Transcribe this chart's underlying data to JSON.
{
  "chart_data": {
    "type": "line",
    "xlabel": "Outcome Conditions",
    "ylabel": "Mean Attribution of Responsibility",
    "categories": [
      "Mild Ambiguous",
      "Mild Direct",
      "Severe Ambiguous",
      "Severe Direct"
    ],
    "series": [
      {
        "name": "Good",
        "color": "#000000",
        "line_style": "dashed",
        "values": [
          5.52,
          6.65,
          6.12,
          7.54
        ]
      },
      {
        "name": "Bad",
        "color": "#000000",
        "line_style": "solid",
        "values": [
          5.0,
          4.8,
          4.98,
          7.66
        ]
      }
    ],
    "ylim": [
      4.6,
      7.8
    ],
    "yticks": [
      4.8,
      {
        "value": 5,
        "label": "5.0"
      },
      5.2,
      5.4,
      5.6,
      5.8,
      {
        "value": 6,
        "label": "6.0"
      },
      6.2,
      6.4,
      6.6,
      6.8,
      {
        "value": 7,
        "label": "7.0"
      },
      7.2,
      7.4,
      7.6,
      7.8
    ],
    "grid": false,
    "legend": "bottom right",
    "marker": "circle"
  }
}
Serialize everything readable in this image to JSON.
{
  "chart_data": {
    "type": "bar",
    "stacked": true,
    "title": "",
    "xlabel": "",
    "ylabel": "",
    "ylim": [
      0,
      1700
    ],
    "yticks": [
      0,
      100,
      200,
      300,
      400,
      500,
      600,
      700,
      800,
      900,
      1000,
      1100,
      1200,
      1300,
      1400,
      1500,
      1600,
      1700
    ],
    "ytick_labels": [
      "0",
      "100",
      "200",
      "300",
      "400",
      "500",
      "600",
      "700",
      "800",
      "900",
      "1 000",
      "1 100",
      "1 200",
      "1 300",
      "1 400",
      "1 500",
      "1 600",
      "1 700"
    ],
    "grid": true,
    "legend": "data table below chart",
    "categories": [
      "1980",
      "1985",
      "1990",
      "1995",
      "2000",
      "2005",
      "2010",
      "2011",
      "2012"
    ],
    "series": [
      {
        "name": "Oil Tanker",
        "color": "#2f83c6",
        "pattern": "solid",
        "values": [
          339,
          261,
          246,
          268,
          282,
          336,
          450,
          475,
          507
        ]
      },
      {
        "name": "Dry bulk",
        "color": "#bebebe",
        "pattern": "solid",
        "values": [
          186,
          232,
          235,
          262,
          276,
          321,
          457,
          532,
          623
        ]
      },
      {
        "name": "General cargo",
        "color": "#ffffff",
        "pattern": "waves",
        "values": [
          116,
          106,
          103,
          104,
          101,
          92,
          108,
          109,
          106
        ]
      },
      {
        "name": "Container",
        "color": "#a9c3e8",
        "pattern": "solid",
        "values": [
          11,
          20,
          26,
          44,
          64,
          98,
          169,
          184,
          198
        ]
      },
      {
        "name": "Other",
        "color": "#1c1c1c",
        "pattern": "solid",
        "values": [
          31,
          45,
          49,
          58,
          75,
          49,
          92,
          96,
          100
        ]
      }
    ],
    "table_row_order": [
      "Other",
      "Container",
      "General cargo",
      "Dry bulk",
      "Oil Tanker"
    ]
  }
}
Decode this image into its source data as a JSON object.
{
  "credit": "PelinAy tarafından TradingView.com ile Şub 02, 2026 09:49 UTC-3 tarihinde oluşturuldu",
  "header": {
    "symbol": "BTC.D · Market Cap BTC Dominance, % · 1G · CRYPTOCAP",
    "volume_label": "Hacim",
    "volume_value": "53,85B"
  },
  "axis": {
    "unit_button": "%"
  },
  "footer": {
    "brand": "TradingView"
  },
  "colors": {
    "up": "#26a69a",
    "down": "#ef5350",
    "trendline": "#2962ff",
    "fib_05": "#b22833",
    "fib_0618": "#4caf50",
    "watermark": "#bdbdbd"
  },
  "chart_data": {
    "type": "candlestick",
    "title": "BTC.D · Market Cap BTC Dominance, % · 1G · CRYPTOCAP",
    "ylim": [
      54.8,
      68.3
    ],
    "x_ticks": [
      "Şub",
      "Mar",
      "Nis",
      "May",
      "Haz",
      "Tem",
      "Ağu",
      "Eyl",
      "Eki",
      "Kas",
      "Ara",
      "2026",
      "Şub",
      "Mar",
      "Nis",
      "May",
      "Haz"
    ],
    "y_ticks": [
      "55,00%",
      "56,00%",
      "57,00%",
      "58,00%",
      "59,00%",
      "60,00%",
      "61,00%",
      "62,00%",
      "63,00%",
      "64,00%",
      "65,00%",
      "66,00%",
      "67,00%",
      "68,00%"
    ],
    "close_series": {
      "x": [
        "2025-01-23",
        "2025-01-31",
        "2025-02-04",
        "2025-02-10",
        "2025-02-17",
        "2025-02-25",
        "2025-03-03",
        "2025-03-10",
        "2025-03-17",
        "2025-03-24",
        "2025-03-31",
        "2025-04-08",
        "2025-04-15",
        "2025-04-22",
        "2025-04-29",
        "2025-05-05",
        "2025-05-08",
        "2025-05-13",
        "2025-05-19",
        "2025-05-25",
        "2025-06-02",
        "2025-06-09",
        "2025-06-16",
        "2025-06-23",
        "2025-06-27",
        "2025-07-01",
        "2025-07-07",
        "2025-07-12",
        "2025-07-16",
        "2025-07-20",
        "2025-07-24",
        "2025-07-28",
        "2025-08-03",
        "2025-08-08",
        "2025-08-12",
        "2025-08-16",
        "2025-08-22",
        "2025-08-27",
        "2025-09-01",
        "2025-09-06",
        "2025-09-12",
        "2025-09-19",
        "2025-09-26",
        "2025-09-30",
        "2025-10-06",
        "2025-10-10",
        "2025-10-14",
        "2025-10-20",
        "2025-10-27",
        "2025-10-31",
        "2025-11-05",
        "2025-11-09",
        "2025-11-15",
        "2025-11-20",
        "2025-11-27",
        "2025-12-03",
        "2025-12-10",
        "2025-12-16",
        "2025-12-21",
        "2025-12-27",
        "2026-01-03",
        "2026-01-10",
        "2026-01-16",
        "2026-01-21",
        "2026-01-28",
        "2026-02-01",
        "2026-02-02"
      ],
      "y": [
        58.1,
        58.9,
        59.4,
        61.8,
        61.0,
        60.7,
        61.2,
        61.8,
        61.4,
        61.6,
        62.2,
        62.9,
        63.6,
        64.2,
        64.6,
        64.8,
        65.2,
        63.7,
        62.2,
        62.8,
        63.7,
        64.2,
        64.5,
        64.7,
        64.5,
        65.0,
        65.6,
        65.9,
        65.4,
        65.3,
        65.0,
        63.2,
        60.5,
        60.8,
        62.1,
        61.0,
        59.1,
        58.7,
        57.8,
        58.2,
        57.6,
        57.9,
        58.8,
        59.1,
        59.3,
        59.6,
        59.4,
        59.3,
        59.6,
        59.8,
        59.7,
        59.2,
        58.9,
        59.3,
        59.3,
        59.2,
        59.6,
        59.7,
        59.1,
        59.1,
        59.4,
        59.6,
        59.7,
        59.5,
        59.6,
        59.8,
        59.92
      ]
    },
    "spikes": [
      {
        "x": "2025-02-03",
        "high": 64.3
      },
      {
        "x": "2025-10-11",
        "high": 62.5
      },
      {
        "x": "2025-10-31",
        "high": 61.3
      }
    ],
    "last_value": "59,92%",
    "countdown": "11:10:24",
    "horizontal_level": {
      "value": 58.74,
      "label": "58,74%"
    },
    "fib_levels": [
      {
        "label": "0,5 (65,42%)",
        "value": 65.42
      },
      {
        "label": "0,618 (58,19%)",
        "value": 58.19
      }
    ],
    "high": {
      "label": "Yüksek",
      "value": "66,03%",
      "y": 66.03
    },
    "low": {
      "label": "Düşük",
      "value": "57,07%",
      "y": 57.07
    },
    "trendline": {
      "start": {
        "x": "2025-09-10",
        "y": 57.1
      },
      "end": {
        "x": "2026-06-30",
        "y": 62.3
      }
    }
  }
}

_What needs to be done_. Extract all lines that hold the word "title".

_Written answer_.
    "title": "",
    "title": "BTC.D · Market Cap BTC Dominance, % · 1G · CRYPTOCAP",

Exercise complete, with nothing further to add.